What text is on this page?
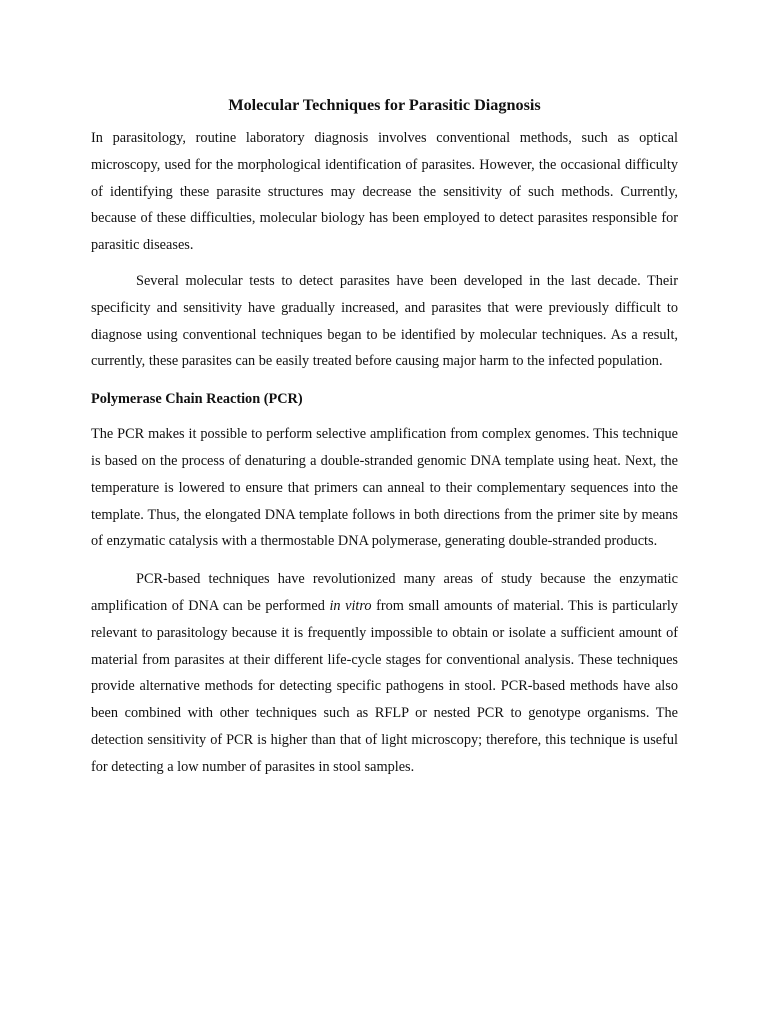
Molecular Techniques for Parasitic Diagnosis

In parasitology, routine laboratory diagnosis involves conventional methods, such as optical microscopy, used for the morphological identification of parasites. However, the occasional difficulty of identifying these parasite structures may decrease the sensitivity of such methods. Currently, because of these difficulties, molecular biology has been employed to detect parasites responsible for parasitic diseases.

Several molecular tests to detect parasites have been developed in the last decade. Their specificity and sensitivity have gradually increased, and parasites that were previously difficult to diagnose using conventional techniques began to be identified by molecular techniques. As a result, currently, these parasites can be easily treated before causing major harm to the infected population.

Polymerase Chain Reaction (PCR)

The PCR makes it possible to perform selective amplification from complex genomes. This technique is based on the process of denaturing a double-stranded genomic DNA template using heat. Next, the temperature is lowered to ensure that primers can anneal to their complementary sequences into the template. Thus, the elongated DNA template follows in both directions from the primer site by means of enzymatic catalysis with a thermostable DNA polymerase, generating double-stranded products.

PCR-based techniques have revolutionized many areas of study because the enzymatic amplification of DNA can be performed in vitro from small amounts of material. This is particularly relevant to parasitology because it is frequently impossible to obtain or isolate a sufficient amount of material from parasites at their different life-cycle stages for conventional analysis. These techniques provide alternative methods for detecting specific pathogens in stool. PCR-based methods have also been combined with other techniques such as RFLP or nested PCR to genotype organisms. The detection sensitivity of PCR is higher than that of light microscopy; therefore, this technique is useful for detecting a low number of parasites in stool samples.
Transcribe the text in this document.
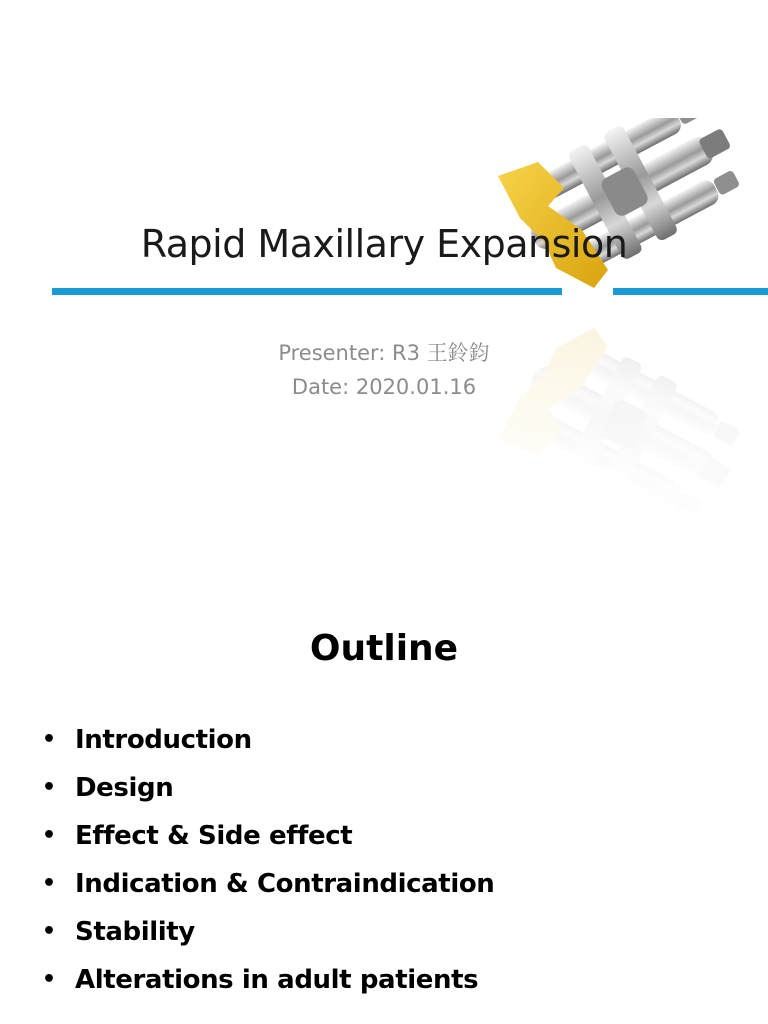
Rapid Maxillary Expansion
Presenter: R3 王鈴鈞
Date: 2020.01.16
Outline
• Introduction
• Design
• Effect & Side effect
• Indication & Contraindication
• Stability
• Alterations in adult patients
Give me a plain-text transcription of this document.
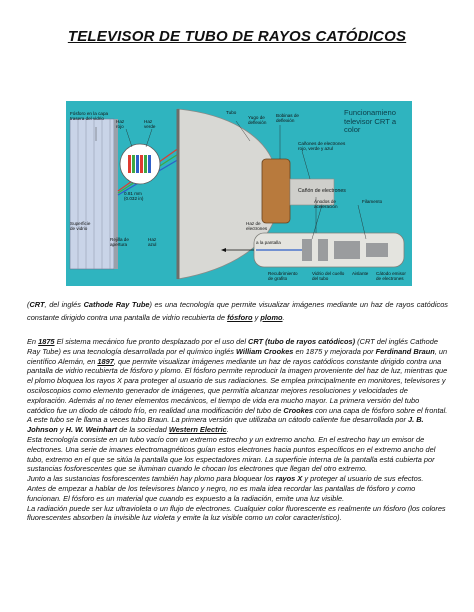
TELEVISOR DE TUBO DE RAYOS CATÓDICOS
Funcionamieno
televisor CRT a color
Fósforo en la capa
trasera del vidrio
Haz
rojo
Haz
verde
Tubo
Bobinas de
deflexión
Yugo de
deflexión
0.81 mm
(0.032 in)
Cañones de electrones
rojo, verde y azul
Cañón de electrones
Ánodos de
aceleración
Filamento
Superficie
de vidrio
Rejilla de
apertura
Haz
azul
Haz de
electrones
a la pantalla
Recubrimiento
de grafito
Vidrio del cuello
del tubo
Aislante Cátodo emisor
de electrones

(CRT, del inglés Cathode Ray Tube) es una tecnología que permite visualizar imágenes mediante un haz de rayos catódicos constante dirigido contra una pantalla de vidrio recubierta de fósforo y plomo.

En 1875 El sistema mecánico fue pronto desplazado por el uso del CRT (tubo de rayos catódicos) (CRT del inglés Cathode Ray Tube) es una tecnología desarrollada por el químico inglés William Crookes en 1875 y mejorada por Ferdinand Braun, un científico Alemán, en 1897, que permite visualizar imágenes mediante un haz de rayos catódicos constante dirigido contra una pantalla de vidrio recubierta de fósforo y plomo. El fósforo permite reproducir la imagen proveniente del haz de luz, mientras que el plomo bloquea los rayos X para proteger al usuario de sus radiaciones. Se emplea principalmente en monitores, televisores y osciloscopios como elemento generador de imágenes, que permitía alcanzar mejores resoluciones y velocidades de exploración. Además al no tener elementos mecánicos, el tiempo de vida era mucho mayor. La primera versión del tubo catódico fue un diodo de cátodo frío, en realidad una modificación del tubo de Crookes con una capa de fósforo sobre el frontal. A este tubo se le llama a veces tubo Braun. La primera versión que utilizaba un cátodo caliente fue desarrollada por J. B. Johnson y H. W. Weinhart de la sociedad Western Electric.

Esta tecnología consiste en un tubo vacío con un extremo estrecho y un extremo ancho. En el estrecho hay un emisor de electrones. Una serie de imanes electromagnéticos guían estos electrones hacia puntos específicos en el extremo ancho del tubo, extremo en el que se sitúa la pantalla que los espectadores miran. La superficie interna de la pantalla está cubierta por sustancias fosforescentes que se iluminan cuando le chocan los electrones que llegan del otro extremo.

Junto a las sustancias fosforescentes también hay plomo para bloquear los rayos X y proteger al usuario de sus efectos.

Antes de empezar a hablar de los televisores blanco y negro, no es mala idea recordar las pantallas de fósforo y como funcionan. El fósforo es un material que cuando es expuesto a la radiación, emite una luz visible.

La radiación puede ser luz ultravioleta o un flujo de electrones. Cualquier color fluorescente es realmente un fósforo (los colores fluorescentes absorben la invisible luz violeta y emite la luz visible como un color característico).
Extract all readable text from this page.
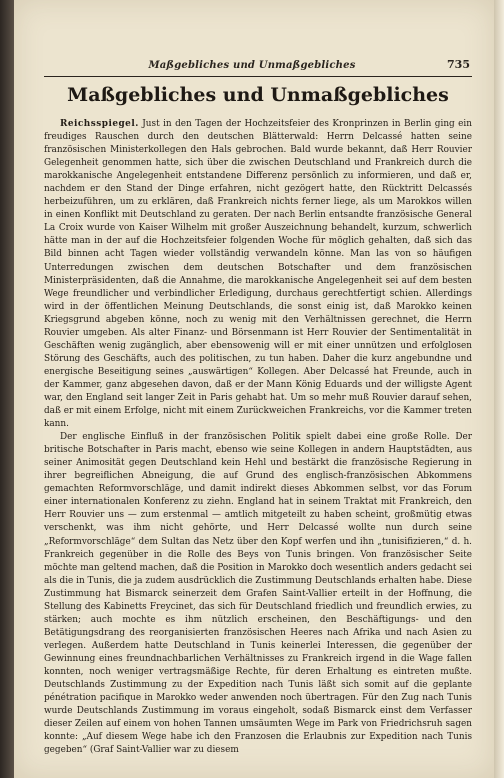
Maßgebliches und Unmaßgebliches	735
Maßgebliches und Unmaßgebliches

Reichsspiegel. Just in den Tagen der Hochzeitsfeier des Kronprinzen in Berlin ging ein freudiges Rauschen durch den deutschen Blätterwald: Herrn Delcassé hatten seine französischen Ministerkollegen den Hals gebrochen. Bald wurde bekannt, daß Herr Rouvier Gelegenheit genommen hatte, sich über die zwischen Deutschland und Frankreich durch die marokkanische Angelegenheit entstandene Differenz persönlich zu informieren, und daß er, nachdem er den Stand der Dinge erfahren, nicht gezögert hatte, den Rücktritt Delcassés herbeizuführen, um zu erklären, daß Frankreich nichts ferner liege, als um Marokkos willen in einen Konflikt mit Deutschland zu geraten. Der nach Berlin entsandte französische General La Croix wurde von Kaiser Wilhelm mit großer Auszeichnung behandelt, kurzum, schwerlich hätte man in der auf die Hochzeitsfeier folgenden Woche für möglich gehalten, daß sich das Bild binnen acht Tagen wieder vollständig verwandeln könne. Man las von so häufigen Unterredungen zwischen dem deutschen Botschafter und dem französischen Ministerpräsidenten, daß die Annahme, die marokkanische Angelegenheit sei auf dem besten Wege freundlicher und verbindlicher Erledigung, durchaus gerechtfertigt schien. Allerdings wird in der öffentlichen Meinung Deutschlands, die sonst einig ist, daß Marokko keinen Kriegsgrund abgeben könne, noch zu wenig mit den Verhältnissen gerechnet, die Herrn Rouvier umgeben. Als alter Finanz- und Börsenmann ist Herr Rouvier der Sentimentalität in Geschäften wenig zugänglich, aber ebensowenig will er mit einer unnützen und erfolglosen Störung des Geschäfts, auch des politischen, zu tun haben. Daher die kurz angebundne und energische Beseitigung seines „auswärtigen“ Kollegen. Aber Delcassé hat Freunde, auch in der Kammer, ganz abgesehen davon, daß er der Mann König Eduards und der willigste Agent war, den England seit langer Zeit in Paris gehabt hat. Um so mehr muß Rouvier darauf sehen, daß er mit einem Erfolge, nicht mit einem Zurückweichen Frankreichs, vor die Kammer treten kann.

Der englische Einfluß in der französischen Politik spielt dabei eine große Rolle. Der britische Botschafter in Paris macht, ebenso wie seine Kollegen in andern Hauptstädten, aus seiner Animosität gegen Deutschland kein Hehl und bestärkt die französische Regierung in ihrer begreiflichen Abneigung, die auf Grund des englisch-französischen Abkommens gemachten Reformvorschläge, und damit indirekt dieses Abkommen selbst, vor das Forum einer internationalen Konferenz zu ziehn. England hat in seinem Traktat mit Frankreich, den Herr Rouvier uns — zum erstenmal — amtlich mitgeteilt zu haben scheint, großmütig etwas verschenkt, was ihm nicht gehörte, und Herr Delcassé wollte nun durch seine „Reformvorschläge“ dem Sultan das Netz über den Kopf werfen und ihn „tunisifizieren,“ d. h. Frankreich gegenüber in die Rolle des Beys von Tunis bringen. Von französischer Seite möchte man geltend machen, daß die Position in Marokko doch wesentlich anders gedacht sei als die in Tunis, die ja zudem ausdrücklich die Zustimmung Deutschlands erhalten habe. Diese Zustimmung hat Bismarck seinerzeit dem Grafen Saint-Vallier erteilt in der Hoffnung, die Stellung des Kabinetts Freycinet, das sich für Deutschland friedlich und freundlich erwies, zu stärken; auch mochte es ihm nützlich erscheinen, den Beschäftigungs- und den Betätigungsdrang des reorganisierten französischen Heeres nach Afrika und nach Asien zu verlegen. Außerdem hatte Deutschland in Tunis keinerlei Interessen, die gegenüber der Gewinnung eines freundnachbarlichen Verhältnisses zu Frankreich irgend in die Wage fallen konnten, noch weniger vertragsmäßige Rechte, für deren Erhaltung es eintreten mußte. Deutschlands Zustimmung zu der Expedition nach Tunis läßt sich somit auf die geplante pénétration pacifique in Marokko weder anwenden noch übertragen. Für den Zug nach Tunis wurde Deutschlands Zustimmung im voraus eingeholt, sodaß Bismarck einst dem Verfasser dieser Zeilen auf einem von hohen Tannen umsäumten Wege im Park von Friedrichsruh sagen konnte: „Auf diesem Wege habe ich den Franzosen die Erlaubnis zur Expedition nach Tunis gegeben“ (Graf Saint-Vallier war zu diesem
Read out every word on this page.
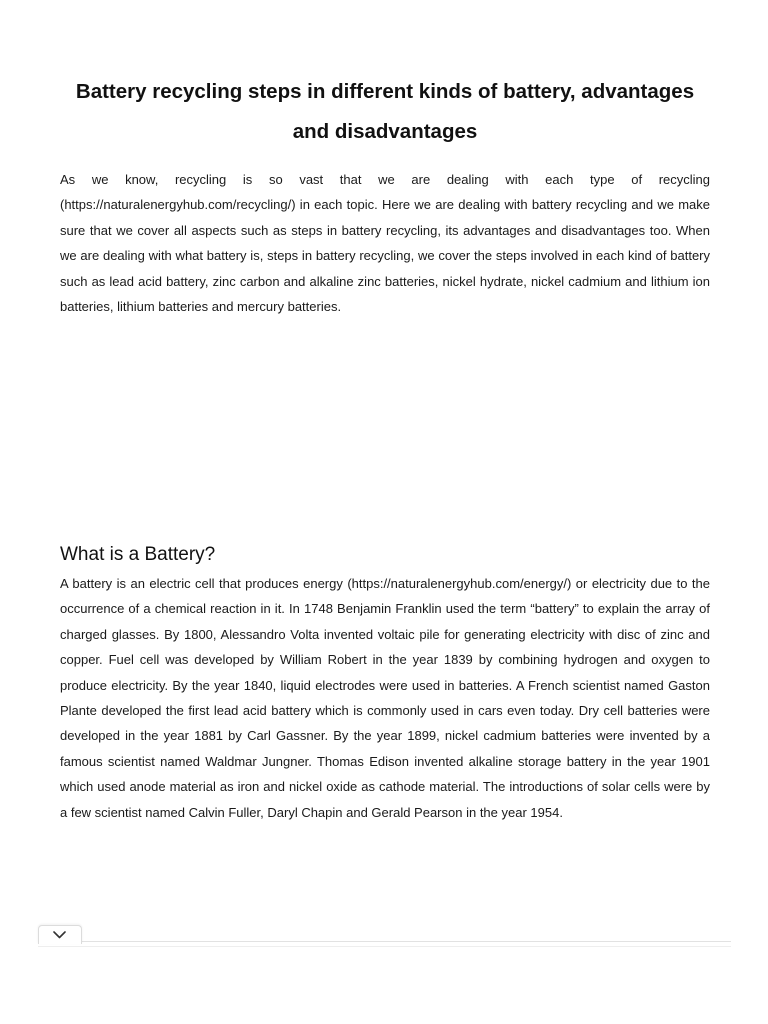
Battery recycling steps in different kinds of battery, advantages and disadvantages

As we know, recycling is so vast that we are dealing with each type of recycling (https://naturalenergyhub.com/recycling/) in each topic. Here we are dealing with battery recycling and we make sure that we cover all aspects such as steps in battery recycling, its advantages and disadvantages too. When we are dealing with what battery is, steps in battery recycling, we cover the steps involved in each kind of battery such as lead acid battery, zinc carbon and alkaline zinc batteries, nickel hydrate, nickel cadmium and lithium ion batteries, lithium batteries and mercury batteries.

What is a Battery?

A battery is an electric cell that produces energy (https://naturalenergyhub.com/energy/) or electricity due to the occurrence of a chemical reaction in it. In 1748 Benjamin Franklin used the term “battery” to explain the array of charged glasses. By 1800, Alessandro Volta invented voltaic pile for generating electricity with disc of zinc and copper. Fuel cell was developed by William Robert in the year 1839 by combining hydrogen and oxygen to produce electricity. By the year 1840, liquid electrodes were used in batteries. A French scientist named Gaston Plante developed the first lead acid battery which is commonly used in cars even today. Dry cell batteries were developed in the year 1881 by Carl Gassner. By the year 1899, nickel cadmium batteries were invented by a famous scientist named Waldmar Jungner. Thomas Edison invented alkaline storage battery in the year 1901 which used anode material as iron and nickel oxide as cathode material. The introductions of solar cells were by a few scientist named Calvin Fuller, Daryl Chapin and Gerald Pearson in the year 1954.
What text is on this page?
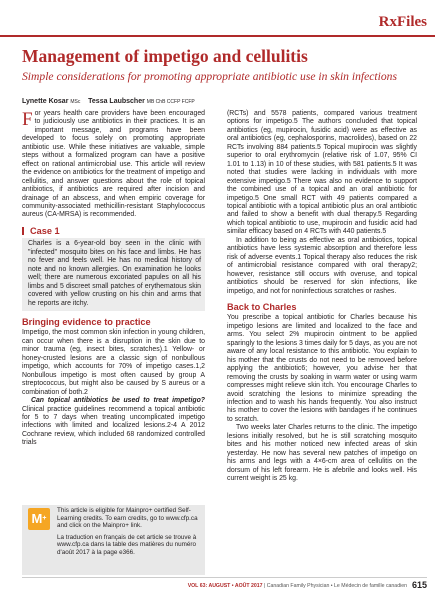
RxFiles
Management of impetigo and cellulitis
Simple considerations for promoting appropriate antibiotic use in skin infections
Lynette Kosar MSc Tessa Laubscher MB ChB CCFP FCFP

For years health care providers have been encouraged to judiciously use antibiotics in their practices. It is an important message, and programs have been developed to focus solely on promoting appropriate antibiotic use. While these initiatives are valuable, simple steps without a formalized program can have a positive effect on rational antimicrobial use. This article will review the evidence on antibiotics for the treatment of impetigo and cellulitis, and answer questions about the role of topical antibiotics, if antibiotics are required after incision and drainage of an abscess, and when empiric coverage for community-associated methicillin-resistant Staphylococcus aureus (CA-MRSA) is recommended.

Case 1

Charles is a 6-year-old boy seen in the clinic with "infected" mosquito bites on his face and limbs. He has no fever and feels well. He has no medical history of note and no known allergies. On examination he looks well; there are numerous excoriated papules on all his limbs and 5 discreet small patches of erythematous skin covered with yellow crusting on his chin and arms that he reports are itchy.

Bringing evidence to practice

Impetigo, the most common skin infection in young children, can occur when there is a disruption in the skin due to minor trauma (eg, insect bites, scratches).1 Yellow- or honey-crusted lesions are a classic sign of nonbullous impetigo, which accounts for 70% of impetigo cases.1,2 Nonbullous impetigo is most often caused by group A streptococcus, but might also be caused by S aureus or a combination of both.2

Can topical antibiotics be used to treat impetigo? Clinical practice guidelines recommend a topical antibiotic for 5 to 7 days when treating uncomplicated impetigo infections with limited and localized lesions.2-4 A 2012 Cochrane review, which included 68 randomized controlled trials

(RCTs) and 5578 patients, compared various treatment options for impetigo.5 The authors concluded that topical antibiotics (eg, mupirocin, fusidic acid) were as effective as oral antibiotics (eg, cephalosporins, macrolides), based on 22 RCTs involving 884 patients.5 Topical mupirocin was slightly superior to oral erythromycin (relative risk of 1.07, 95% CI 1.01 to 1.13) in 10 of these studies, with 581 patients.5 It was noted that studies were lacking in individuals with more extensive impetigo.5 There was also no evidence to support the combined use of a topical and an oral antibiotic for impetigo.5 One small RCT with 49 patients compared a topical antibiotic with a topical antibiotic plus an oral antibiotic and failed to show a benefit with dual therapy.5 Regarding which topical antibiotic to use, mupirocin and fusidic acid had similar efficacy based on 4 RCTs with 440 patients.5

In addition to being as effective as oral antibiotics, topical antibiotics have less systemic absorption and therefore less risk of adverse events.1 Topical therapy also reduces the risk of antimicrobial resistance compared with oral therapy2; however, resistance still occurs with overuse, and topical antibiotics should be reserved for skin infections, like impetigo, and not for noninfectious scratches or rashes.

Back to Charles

You prescribe a topical antibiotic for Charles because his impetigo lesions are limited and localized to the face and arms. You select 2% mupirocin ointment to be applied sparingly to the lesions 3 times daily for 5 days, as you are not aware of any local resistance to this antibiotic. You explain to his mother that the crusts do not need to be removed before applying the antibiotic6; however, you advise her that removing the crusts by soaking in warm water or using warm compresses might relieve skin itch. You encourage Charles to avoid scratching the lesions to minimize spreading the infection and to wash his hands frequently. You also instruct his mother to cover the lesions with bandages if he continues to scratch.

Two weeks later Charles returns to the clinic. The impetigo lesions initially resolved, but he is still scratching mosquito bites and his mother noticed new infected areas of skin yesterday. He now has several new patches of impetigo on his arms and legs with a 4×6-cm area of cellulitis on the dorsum of his left forearm. He is afebrile and looks well. His current weight is 25 kg.

M+

This article is eligible for Mainpro+ certified Self-Learning credits. To earn credits, go to www.cfp.ca and click on the Mainpro+ link.

La traduction en français de cet article se trouve à www.cfp.ca dans la table des matières du numéro d'août 2017 à la page e366.

VOL 63: AUGUST • AOÛT 2017 | Canadian Family Physician • Le Médecin de famille canadien 615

### What the task asks
Above are the entries; copy out every line among them that contains the word "promoting".

### Answer below
Simple considerations for promoting appropriate antibiotic use in skin infections
For years health care providers have been encouraged to judiciously use antibiotics in their practices. It is an important message, and programs have been developed to focus solely on promoting appropriate antibiotic use. While these initiatives are valuable, simple steps without a formalized program can have a positive effect on rational antimicrobial use. This article will review the evidence on antibiotics for the treatment of impetigo and cellulitis, and answer questions about the role of topical antibiotics, if antibiotics are required after incision and drainage of an abscess, and when empiric coverage for community-associated methicillin-resistant Staphylococcus aureus (CA-MRSA) is recommended.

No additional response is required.